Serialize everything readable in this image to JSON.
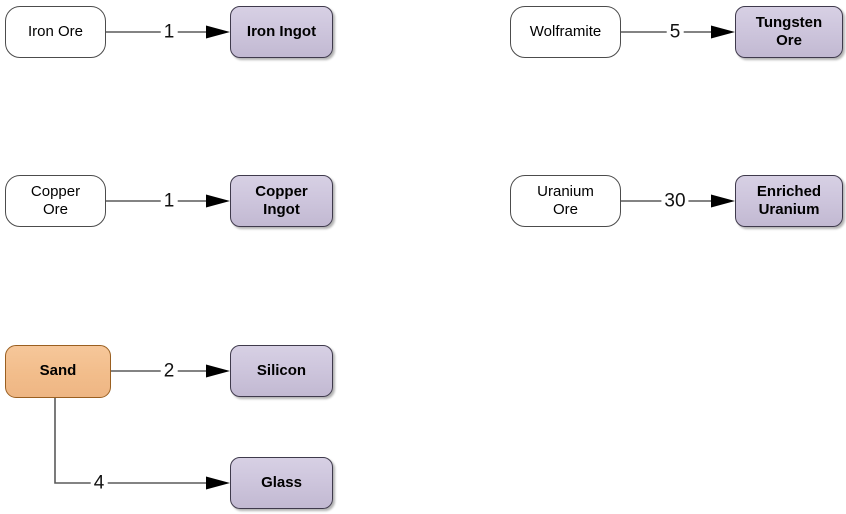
{
  "diagram": {
    "type": "production-recipe-flowchart",
    "colors": {
      "input_fill": "#FFFFFF",
      "input_border": "#4C4C4C",
      "source_fill": "#F2BD8B",
      "source_border": "#9A5F20",
      "output_fill": "#CEC6DD",
      "output_border": "#3F3A4C",
      "edge_stroke": "#5A5A5A",
      "arrowhead": "#000000",
      "text": "#000000",
      "background": "#FFFFFF"
    },
    "nodes": [
      {
        "id": "iron-ore",
        "label": "Iron Ore",
        "line1": "Iron Ore",
        "line2": "",
        "kind": "input"
      },
      {
        "id": "iron-ingot",
        "label": "Iron Ingot",
        "line1": "Iron Ingot",
        "line2": "",
        "kind": "output"
      },
      {
        "id": "copper-ore",
        "label": "Copper Ore",
        "line1": "Copper",
        "line2": "Ore",
        "kind": "input"
      },
      {
        "id": "copper-ingot",
        "label": "Copper Ingot",
        "line1": "Copper",
        "line2": "Ingot",
        "kind": "output"
      },
      {
        "id": "sand",
        "label": "Sand",
        "line1": "Sand",
        "line2": "",
        "kind": "source"
      },
      {
        "id": "silicon",
        "label": "Silicon",
        "line1": "Silicon",
        "line2": "",
        "kind": "output"
      },
      {
        "id": "glass",
        "label": "Glass",
        "line1": "Glass",
        "line2": "",
        "kind": "output"
      },
      {
        "id": "wolframite",
        "label": "Wolframite",
        "line1": "Wolframite",
        "line2": "",
        "kind": "input"
      },
      {
        "id": "tungsten-ore",
        "label": "Tungsten Ore",
        "line1": "Tungsten",
        "line2": "Ore",
        "kind": "output"
      },
      {
        "id": "uranium-ore",
        "label": "Uranium Ore",
        "line1": "Uranium",
        "line2": "Ore",
        "kind": "input"
      },
      {
        "id": "enriched-uranium",
        "label": "Enriched Uranium",
        "line1": "Enriched",
        "line2": "Uranium",
        "kind": "output"
      }
    ],
    "edges": [
      {
        "id": "e1",
        "from": "iron-ore",
        "to": "iron-ingot",
        "quantity": "1"
      },
      {
        "id": "e2",
        "from": "copper-ore",
        "to": "copper-ingot",
        "quantity": "1"
      },
      {
        "id": "e3",
        "from": "sand",
        "to": "silicon",
        "quantity": "2"
      },
      {
        "id": "e4",
        "from": "sand",
        "to": "glass",
        "quantity": "4"
      },
      {
        "id": "e5",
        "from": "wolframite",
        "to": "tungsten-ore",
        "quantity": "5"
      },
      {
        "id": "e6",
        "from": "uranium-ore",
        "to": "enriched-uranium",
        "quantity": "30"
      }
    ]
  }
}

###

- **Task instructions**: Copy the listing exactly. Any image in it stays out of the copy.

- **Full output**:
Serialize everything readable in this image to JSON.
{
  "diagram": {
    "type": "production-recipe-flowchart",
    "colors": {
      "input_fill": "#FFFFFF",
      "input_border": "#4C4C4C",
      "source_fill": "#F2BD8B",
      "source_border": "#9A5F20",
      "output_fill": "#CEC6DD",
      "output_border": "#3F3A4C",
      "edge_stroke": "#5A5A5A",
      "arrowhead": "#000000",
      "text": "#000000",
      "background": "#FFFFFF"
    },
    "nodes": [
      {
        "id": "iron-ore",
        "label": "Iron Ore",
        "line1": "Iron Ore",
        "line2": "",
        "kind": "input"
      },
      {
        "id": "iron-ingot",
        "label": "Iron Ingot",
        "line1": "Iron Ingot",
        "line2": "",
        "kind": "output"
      },
      {
        "id": "copper-ore",
        "label": "Copper Ore",
        "line1": "Copper",
        "line2": "Ore",
        "kind": "input"
      },
      {
        "id": "copper-ingot",
        "label": "Copper Ingot",
        "line1": "Copper",
        "line2": "Ingot",
        "kind": "output"
      },
      {
        "id": "sand",
        "label": "Sand",
        "line1": "Sand",
        "line2": "",
        "kind": "source"
      },
      {
        "id": "silicon",
        "label": "Silicon",
        "line1": "Silicon",
        "line2": "",
        "kind": "output"
      },
      {
        "id": "glass",
        "label": "Glass",
        "line1": "Glass",
        "line2": "",
        "kind": "output"
      },
      {
        "id": "wolframite",
        "label": "Wolframite",
        "line1": "Wolframite",
        "line2": "",
        "kind": "input"
      },
      {
        "id": "tungsten-ore",
        "label": "Tungsten Ore",
        "line1": "Tungsten",
        "line2": "Ore",
        "kind": "output"
      },
      {
        "id": "uranium-ore",
        "label": "Uranium Ore",
        "line1": "Uranium",
        "line2": "Ore",
        "kind": "input"
      },
      {
        "id": "enriched-uranium",
        "label": "Enriched Uranium",
        "line1": "Enriched",
        "line2": "Uranium",
        "kind": "output"
      }
    ],
    "edges": [
      {
        "id": "e1",
        "from": "iron-ore",
        "to": "iron-ingot",
        "quantity": "1"
      },
      {
        "id": "e2",
        "from": "copper-ore",
        "to": "copper-ingot",
        "quantity": "1"
      },
      {
        "id": "e3",
        "from": "sand",
        "to": "silicon",
        "quantity": "2"
      },
      {
        "id": "e4",
        "from": "sand",
        "to": "glass",
        "quantity": "4"
      },
      {
        "id": "e5",
        "from": "wolframite",
        "to": "tungsten-ore",
        "quantity": "5"
      },
      {
        "id": "e6",
        "from": "uranium-ore",
        "to": "enriched-uranium",
        "quantity": "30"
      }
    ]
  }
}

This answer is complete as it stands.